#### [WRITTEN PROBLEM]
Pick out the lines in the listing below that contain the word "this" and copy them.

#### [SUPPLIED DATA]
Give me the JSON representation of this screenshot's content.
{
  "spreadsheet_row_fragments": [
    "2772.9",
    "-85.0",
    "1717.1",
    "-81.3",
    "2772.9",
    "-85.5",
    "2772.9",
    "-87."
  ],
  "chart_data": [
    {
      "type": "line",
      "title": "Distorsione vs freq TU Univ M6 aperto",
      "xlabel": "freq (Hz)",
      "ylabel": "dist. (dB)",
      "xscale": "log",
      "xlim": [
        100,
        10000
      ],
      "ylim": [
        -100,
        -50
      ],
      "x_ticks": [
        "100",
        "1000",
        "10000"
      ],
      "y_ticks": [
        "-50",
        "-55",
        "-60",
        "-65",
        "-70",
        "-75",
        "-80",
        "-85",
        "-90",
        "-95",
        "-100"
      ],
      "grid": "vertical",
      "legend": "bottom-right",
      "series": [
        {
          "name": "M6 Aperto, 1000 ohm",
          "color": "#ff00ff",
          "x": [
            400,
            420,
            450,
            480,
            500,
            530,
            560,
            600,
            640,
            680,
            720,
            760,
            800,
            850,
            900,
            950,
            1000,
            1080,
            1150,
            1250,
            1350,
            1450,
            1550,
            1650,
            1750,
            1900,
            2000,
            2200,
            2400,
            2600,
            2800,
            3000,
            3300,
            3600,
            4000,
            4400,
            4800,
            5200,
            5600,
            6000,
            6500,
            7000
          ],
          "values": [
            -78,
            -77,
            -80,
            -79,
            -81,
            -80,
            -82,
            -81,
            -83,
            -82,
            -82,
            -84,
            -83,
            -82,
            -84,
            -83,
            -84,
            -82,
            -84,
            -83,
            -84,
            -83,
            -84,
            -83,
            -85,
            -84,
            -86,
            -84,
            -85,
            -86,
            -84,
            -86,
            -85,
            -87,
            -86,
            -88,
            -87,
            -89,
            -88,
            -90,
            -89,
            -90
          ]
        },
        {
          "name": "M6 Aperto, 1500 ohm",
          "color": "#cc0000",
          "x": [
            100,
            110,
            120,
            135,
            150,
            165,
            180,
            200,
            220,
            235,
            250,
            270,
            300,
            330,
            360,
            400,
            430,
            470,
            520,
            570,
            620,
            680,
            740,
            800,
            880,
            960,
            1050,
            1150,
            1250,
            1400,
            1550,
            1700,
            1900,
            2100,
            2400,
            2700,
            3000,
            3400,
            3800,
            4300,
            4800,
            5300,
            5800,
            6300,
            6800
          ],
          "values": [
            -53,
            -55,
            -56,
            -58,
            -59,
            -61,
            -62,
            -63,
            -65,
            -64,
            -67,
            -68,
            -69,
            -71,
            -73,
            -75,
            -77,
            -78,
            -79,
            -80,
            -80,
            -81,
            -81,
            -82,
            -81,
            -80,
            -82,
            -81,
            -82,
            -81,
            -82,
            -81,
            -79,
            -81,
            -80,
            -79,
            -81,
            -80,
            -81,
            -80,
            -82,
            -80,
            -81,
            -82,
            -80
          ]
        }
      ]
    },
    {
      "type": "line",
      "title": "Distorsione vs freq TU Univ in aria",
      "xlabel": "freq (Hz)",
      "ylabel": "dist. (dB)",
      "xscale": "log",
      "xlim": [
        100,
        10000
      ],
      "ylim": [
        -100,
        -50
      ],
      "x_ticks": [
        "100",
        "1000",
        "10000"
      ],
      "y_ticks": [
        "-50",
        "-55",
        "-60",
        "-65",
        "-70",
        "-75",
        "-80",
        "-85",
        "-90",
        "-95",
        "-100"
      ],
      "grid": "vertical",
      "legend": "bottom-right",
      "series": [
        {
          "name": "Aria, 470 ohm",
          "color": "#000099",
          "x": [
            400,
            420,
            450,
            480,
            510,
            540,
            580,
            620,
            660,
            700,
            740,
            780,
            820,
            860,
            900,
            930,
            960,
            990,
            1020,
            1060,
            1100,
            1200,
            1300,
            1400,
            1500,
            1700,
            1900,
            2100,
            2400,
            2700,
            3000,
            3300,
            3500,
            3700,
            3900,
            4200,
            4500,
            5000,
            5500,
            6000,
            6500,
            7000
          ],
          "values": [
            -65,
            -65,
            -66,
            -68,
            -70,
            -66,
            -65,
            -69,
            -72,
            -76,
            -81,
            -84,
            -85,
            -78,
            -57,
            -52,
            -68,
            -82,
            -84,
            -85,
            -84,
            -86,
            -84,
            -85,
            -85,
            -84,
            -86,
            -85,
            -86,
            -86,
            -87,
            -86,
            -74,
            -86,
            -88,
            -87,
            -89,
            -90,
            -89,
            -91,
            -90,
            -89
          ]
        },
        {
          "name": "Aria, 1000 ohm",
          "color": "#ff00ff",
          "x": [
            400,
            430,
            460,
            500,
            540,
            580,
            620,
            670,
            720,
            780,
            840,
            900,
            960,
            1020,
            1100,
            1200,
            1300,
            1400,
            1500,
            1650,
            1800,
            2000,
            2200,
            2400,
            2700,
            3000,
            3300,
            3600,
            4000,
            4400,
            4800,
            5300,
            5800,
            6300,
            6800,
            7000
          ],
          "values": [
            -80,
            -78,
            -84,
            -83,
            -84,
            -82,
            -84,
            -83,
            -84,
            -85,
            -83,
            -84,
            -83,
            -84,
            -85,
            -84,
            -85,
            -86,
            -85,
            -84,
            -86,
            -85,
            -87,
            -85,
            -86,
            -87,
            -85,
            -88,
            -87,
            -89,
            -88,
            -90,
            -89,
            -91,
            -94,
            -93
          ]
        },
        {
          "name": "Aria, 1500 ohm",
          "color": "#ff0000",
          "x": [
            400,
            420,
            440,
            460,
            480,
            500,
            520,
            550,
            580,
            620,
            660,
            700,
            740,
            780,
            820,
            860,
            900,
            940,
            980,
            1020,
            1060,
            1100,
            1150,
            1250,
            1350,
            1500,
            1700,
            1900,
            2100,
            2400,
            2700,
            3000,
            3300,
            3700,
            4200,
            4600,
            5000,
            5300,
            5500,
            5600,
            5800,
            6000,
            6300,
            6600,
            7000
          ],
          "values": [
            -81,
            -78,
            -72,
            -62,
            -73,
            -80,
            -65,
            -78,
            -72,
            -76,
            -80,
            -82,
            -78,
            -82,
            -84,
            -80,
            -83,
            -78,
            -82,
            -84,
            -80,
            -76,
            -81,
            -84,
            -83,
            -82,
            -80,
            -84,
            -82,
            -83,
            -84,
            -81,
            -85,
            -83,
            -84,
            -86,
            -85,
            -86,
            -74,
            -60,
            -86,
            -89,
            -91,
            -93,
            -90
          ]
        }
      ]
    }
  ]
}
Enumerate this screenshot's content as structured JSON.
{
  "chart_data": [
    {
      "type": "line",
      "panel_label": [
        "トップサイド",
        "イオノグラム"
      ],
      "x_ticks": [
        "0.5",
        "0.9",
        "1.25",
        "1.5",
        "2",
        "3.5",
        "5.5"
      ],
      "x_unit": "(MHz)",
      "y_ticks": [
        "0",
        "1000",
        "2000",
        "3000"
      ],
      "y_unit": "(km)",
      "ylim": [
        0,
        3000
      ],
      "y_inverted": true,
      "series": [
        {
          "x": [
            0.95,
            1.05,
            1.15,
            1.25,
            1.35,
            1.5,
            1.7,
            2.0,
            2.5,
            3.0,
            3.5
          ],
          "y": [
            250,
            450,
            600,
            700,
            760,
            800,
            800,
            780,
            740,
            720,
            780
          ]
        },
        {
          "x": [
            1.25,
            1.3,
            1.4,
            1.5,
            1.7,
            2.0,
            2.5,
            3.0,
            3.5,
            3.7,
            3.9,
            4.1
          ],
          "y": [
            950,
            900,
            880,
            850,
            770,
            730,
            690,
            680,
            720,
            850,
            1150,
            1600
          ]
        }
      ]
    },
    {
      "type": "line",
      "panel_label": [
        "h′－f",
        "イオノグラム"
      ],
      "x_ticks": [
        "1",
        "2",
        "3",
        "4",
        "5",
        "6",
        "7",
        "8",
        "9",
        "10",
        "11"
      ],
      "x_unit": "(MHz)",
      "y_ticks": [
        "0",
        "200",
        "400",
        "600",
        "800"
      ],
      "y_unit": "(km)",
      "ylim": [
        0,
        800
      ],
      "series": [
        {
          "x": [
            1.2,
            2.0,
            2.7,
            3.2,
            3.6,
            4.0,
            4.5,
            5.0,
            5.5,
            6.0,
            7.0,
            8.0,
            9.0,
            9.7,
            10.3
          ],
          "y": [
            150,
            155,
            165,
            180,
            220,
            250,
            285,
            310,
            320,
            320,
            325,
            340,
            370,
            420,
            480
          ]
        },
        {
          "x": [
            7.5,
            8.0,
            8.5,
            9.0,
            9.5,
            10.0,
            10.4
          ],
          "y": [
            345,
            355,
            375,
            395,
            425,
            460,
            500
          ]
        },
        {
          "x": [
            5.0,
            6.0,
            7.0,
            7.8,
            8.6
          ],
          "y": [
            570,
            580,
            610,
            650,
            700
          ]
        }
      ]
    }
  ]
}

#### [ANSWER IN FULL]
Give me the JSON representation of this screenshot's content.
Enumerate this screenshot's content as structured JSON.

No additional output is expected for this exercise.